* **The problem**
Update the entries below by changing every "speaker-name" to "presenter-name" and leaving all other text as it is. Leave the pictures out of your answer.

-- start The records --

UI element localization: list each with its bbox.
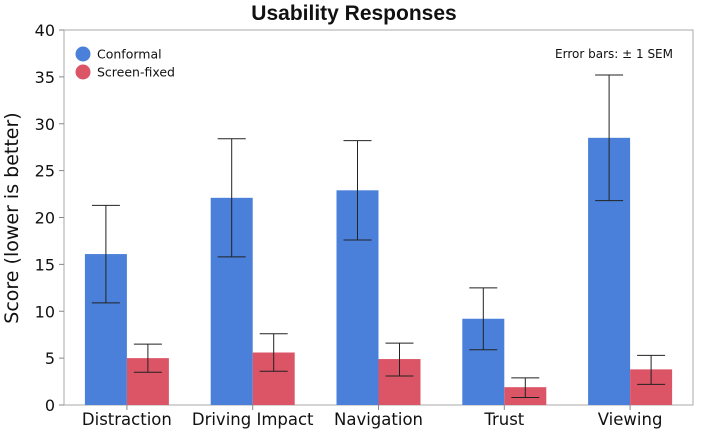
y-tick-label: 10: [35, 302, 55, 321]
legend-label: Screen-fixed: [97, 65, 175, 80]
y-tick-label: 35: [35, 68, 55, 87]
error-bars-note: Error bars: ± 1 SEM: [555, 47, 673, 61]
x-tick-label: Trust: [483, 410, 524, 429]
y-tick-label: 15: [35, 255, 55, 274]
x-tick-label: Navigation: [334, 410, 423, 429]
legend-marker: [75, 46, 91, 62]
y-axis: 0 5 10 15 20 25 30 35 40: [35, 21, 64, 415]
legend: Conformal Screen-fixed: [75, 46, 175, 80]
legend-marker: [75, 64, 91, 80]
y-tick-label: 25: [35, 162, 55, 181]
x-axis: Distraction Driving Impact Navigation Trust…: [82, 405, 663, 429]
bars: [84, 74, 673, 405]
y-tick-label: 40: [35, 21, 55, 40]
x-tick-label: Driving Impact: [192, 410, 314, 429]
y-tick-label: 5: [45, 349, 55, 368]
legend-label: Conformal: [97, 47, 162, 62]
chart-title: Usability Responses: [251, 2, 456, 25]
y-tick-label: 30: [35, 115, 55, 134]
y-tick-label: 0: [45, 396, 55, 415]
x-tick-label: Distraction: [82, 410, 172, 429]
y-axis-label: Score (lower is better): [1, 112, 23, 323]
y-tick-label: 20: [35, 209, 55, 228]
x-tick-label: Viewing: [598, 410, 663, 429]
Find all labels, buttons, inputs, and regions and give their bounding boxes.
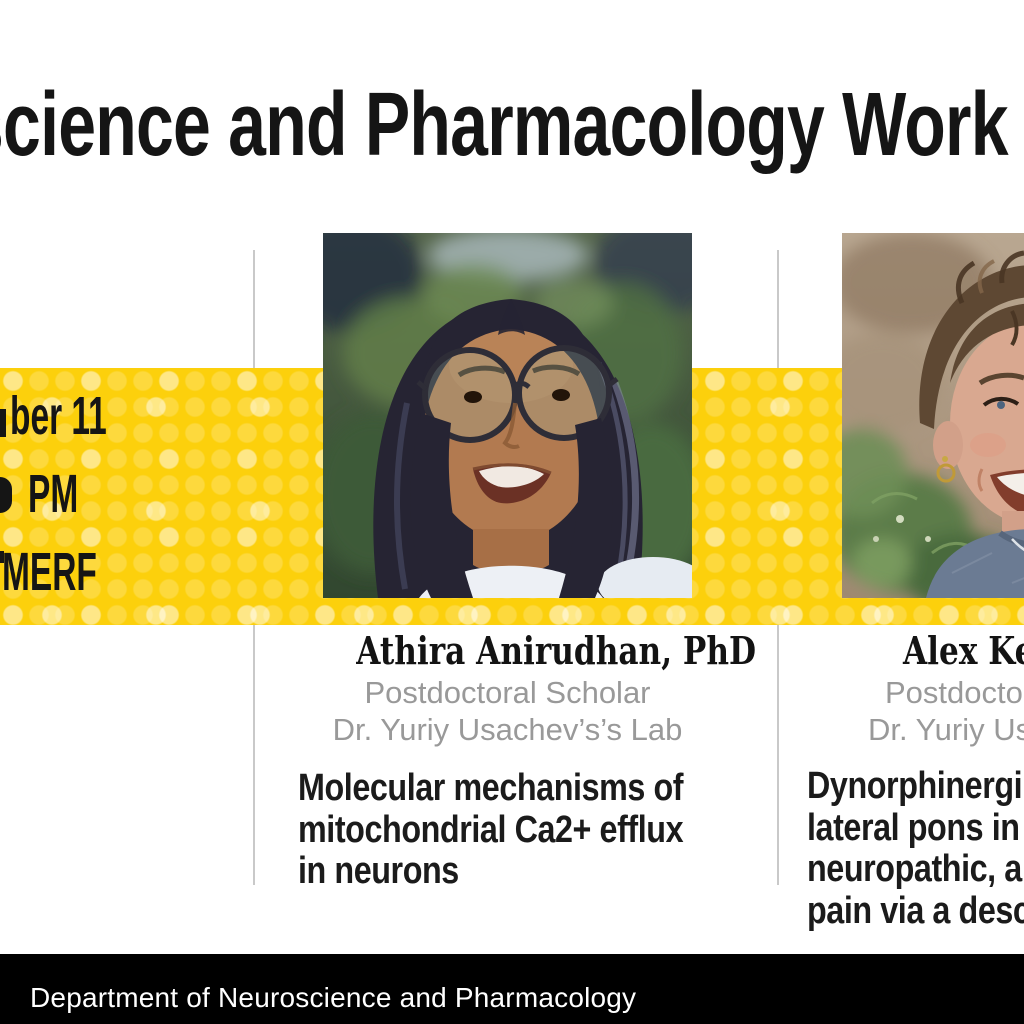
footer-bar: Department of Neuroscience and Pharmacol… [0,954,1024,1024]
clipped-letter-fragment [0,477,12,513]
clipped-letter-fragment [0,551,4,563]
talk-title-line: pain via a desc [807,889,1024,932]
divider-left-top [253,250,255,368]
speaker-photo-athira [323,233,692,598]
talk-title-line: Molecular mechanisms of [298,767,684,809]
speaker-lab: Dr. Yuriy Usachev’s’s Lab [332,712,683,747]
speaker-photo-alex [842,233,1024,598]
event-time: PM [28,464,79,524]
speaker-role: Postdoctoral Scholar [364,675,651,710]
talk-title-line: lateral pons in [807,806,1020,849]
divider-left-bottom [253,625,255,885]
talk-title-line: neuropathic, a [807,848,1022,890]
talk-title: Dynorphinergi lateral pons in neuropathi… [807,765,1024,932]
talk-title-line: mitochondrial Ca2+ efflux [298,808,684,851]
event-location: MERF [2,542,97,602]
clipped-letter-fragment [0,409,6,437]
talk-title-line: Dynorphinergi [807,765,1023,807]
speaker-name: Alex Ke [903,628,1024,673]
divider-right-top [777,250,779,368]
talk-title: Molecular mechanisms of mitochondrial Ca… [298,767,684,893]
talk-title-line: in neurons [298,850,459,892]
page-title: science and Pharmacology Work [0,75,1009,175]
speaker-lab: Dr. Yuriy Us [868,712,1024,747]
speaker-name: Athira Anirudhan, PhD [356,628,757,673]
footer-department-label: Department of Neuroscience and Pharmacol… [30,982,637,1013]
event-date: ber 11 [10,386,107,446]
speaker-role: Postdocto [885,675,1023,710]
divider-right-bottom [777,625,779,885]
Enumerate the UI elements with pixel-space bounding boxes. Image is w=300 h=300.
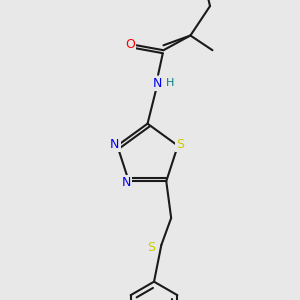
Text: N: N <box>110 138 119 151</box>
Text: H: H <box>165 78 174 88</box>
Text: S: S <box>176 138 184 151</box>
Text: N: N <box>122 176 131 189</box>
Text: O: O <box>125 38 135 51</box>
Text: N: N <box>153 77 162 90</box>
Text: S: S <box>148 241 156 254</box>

-- end The records --

* **Result of the task**
UI element localization: list each with its bbox.
y-tick-label: 10: [35, 302, 55, 321]
legend-label: Screen-fixed: [97, 65, 175, 80]
y-tick-label: 35: [35, 68, 55, 87]
error-bars-note: Error bars: ± 1 SEM: [555, 47, 673, 61]
x-tick-label: Trust: [483, 410, 524, 429]
y-tick-label: 15: [35, 255, 55, 274]
x-tick-label: Navigation: [334, 410, 423, 429]
legend-marker: [75, 46, 91, 62]
y-axis: 0 5 10 15 20 25 30 35 40: [35, 21, 64, 415]
legend: Conformal Screen-fixed: [75, 46, 175, 80]
legend-marker: [75, 64, 91, 80]
y-tick-label: 25: [35, 162, 55, 181]
x-axis: Distraction Driving Impact Navigation Trust…: [82, 405, 663, 429]
bars: [84, 74, 673, 405]
y-tick-label: 40: [35, 21, 55, 40]
x-tick-label: Driving Impact: [192, 410, 314, 429]
y-tick-label: 5: [45, 349, 55, 368]
legend-label: Conformal: [97, 47, 162, 62]
chart-title: Usability Responses: [251, 2, 456, 25]
y-tick-label: 30: [35, 115, 55, 134]
y-tick-label: 0: [45, 396, 55, 415]
x-tick-label: Distraction: [82, 410, 172, 429]
y-axis-label: Score (lower is better): [1, 112, 23, 323]
y-tick-label: 20: [35, 209, 55, 228]
x-tick-label: Viewing: [598, 410, 663, 429]
Find all labels, buttons, inputs, and regions and give their bounding boxes.
footer-bar: Department of Neuroscience and Pharmacol… [0,954,1024,1024]
clipped-letter-fragment [0,477,12,513]
clipped-letter-fragment [0,551,4,563]
talk-title-line: pain via a desc [807,889,1024,932]
divider-left-top [253,250,255,368]
speaker-photo-athira [323,233,692,598]
talk-title-line: Molecular mechanisms of [298,767,684,809]
speaker-lab: Dr. Yuriy Usachev’s’s Lab [332,712,683,747]
speaker-photo-alex [842,233,1024,598]
event-time: PM [28,464,79,524]
speaker-role: Postdoctoral Scholar [364,675,651,710]
talk-title-line: lateral pons in [807,806,1020,849]
divider-left-bottom [253,625,255,885]
talk-title-line: neuropathic, a [807,848,1022,890]
talk-title: Dynorphinergi lateral pons in neuropathi… [807,765,1024,932]
talk-title-line: mitochondrial Ca2+ efflux [298,808,684,851]
event-location: MERF [2,542,97,602]
clipped-letter-fragment [0,409,6,437]
talk-title-line: Dynorphinergi [807,765,1023,807]
presenter-name: Alex Ke [903,628,1024,673]
divider-right-top [777,250,779,368]
talk-title: Molecular mechanisms of mitochondrial Ca… [298,767,684,893]
talk-title-line: in neurons [298,850,459,892]
page-title: science and Pharmacology Work [0,75,1009,175]
speaker-lab: Dr. Yuriy Us [868,712,1024,747]
presenter-name: Athira Anirudhan, PhD [356,628,757,673]
footer-department-label: Department of Neuroscience and Pharmacol… [30,982,637,1013]
event-date: ber 11 [10,386,107,446]
speaker-role: Postdocto [885,675,1023,710]
divider-right-bottom [777,625,779,885]
Enumerate the UI elements with pixel-space bounding boxes. Image is w=300 h=300.
Text: N: N <box>110 138 119 151</box>
Text: H: H <box>165 78 174 88</box>
Text: S: S <box>176 138 184 151</box>
Text: N: N <box>122 176 131 189</box>
Text: O: O <box>125 38 135 51</box>
Text: N: N <box>153 77 162 90</box>
Text: S: S <box>148 241 156 254</box>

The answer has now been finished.